→ **Exercise directions**:
Repeat each entry exactly and drop the pictures.

Stored data
* START *
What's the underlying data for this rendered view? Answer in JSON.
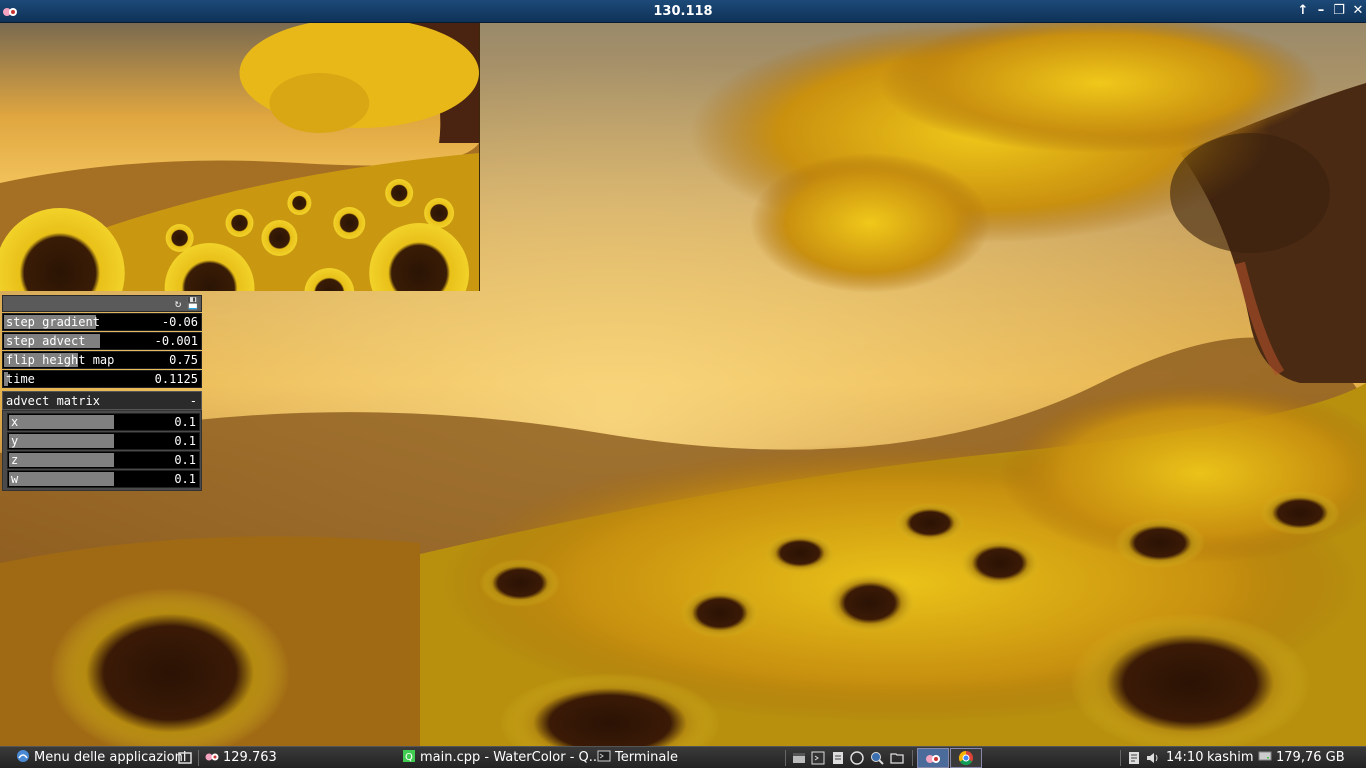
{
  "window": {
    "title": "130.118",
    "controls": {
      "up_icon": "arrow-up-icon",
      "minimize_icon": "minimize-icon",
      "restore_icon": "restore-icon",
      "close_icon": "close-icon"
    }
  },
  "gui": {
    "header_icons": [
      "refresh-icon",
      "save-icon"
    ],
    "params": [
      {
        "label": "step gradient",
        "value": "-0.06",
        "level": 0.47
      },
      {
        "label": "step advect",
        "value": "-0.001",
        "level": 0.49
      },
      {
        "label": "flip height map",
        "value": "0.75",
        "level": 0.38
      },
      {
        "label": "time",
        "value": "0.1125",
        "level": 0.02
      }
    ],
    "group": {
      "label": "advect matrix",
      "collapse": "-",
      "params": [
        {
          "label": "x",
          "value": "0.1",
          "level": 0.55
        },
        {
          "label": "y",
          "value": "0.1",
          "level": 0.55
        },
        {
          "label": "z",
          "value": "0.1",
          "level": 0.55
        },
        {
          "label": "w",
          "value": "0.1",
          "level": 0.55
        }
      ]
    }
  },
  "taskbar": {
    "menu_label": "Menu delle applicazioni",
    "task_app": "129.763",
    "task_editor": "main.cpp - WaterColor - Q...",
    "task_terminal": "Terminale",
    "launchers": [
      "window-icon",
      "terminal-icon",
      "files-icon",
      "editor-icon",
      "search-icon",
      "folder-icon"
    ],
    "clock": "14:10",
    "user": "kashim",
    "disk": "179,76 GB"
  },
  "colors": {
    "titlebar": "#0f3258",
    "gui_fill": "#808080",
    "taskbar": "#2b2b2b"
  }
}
* END *
→ **Answer below**:
What's the underlying data for this rendered view? Answer in JSON.
{
  "window": {
    "title": "130.118",
    "controls": {
      "up_icon": "arrow-up-icon",
      "minimize_icon": "minimize-icon",
      "restore_icon": "restore-icon",
      "close_icon": "close-icon"
    }
  },
  "gui": {
    "header_icons": [
      "refresh-icon",
      "save-icon"
    ],
    "params": [
      {
        "label": "step gradient",
        "value": "-0.06",
        "level": 0.47
      },
      {
        "label": "step advect",
        "value": "-0.001",
        "level": 0.49
      },
      {
        "label": "flip height map",
        "value": "0.75",
        "level": 0.38
      },
      {
        "label": "time",
        "value": "0.1125",
        "level": 0.02
      }
    ],
    "group": {
      "label": "advect matrix",
      "collapse": "-",
      "params": [
        {
          "label": "x",
          "value": "0.1",
          "level": 0.55
        },
        {
          "label": "y",
          "value": "0.1",
          "level": 0.55
        },
        {
          "label": "z",
          "value": "0.1",
          "level": 0.55
        },
        {
          "label": "w",
          "value": "0.1",
          "level": 0.55
        }
      ]
    }
  },
  "taskbar": {
    "menu_label": "Menu delle applicazioni",
    "task_app": "129.763",
    "task_editor": "main.cpp - WaterColor - Q...",
    "task_terminal": "Terminale",
    "launchers": [
      "window-icon",
      "terminal-icon",
      "files-icon",
      "editor-icon",
      "search-icon",
      "folder-icon"
    ],
    "clock": "14:10",
    "user": "kashim",
    "disk": "179,76 GB"
  },
  "colors": {
    "titlebar": "#0f3258",
    "gui_fill": "#808080",
    "taskbar": "#2b2b2b"
  }
}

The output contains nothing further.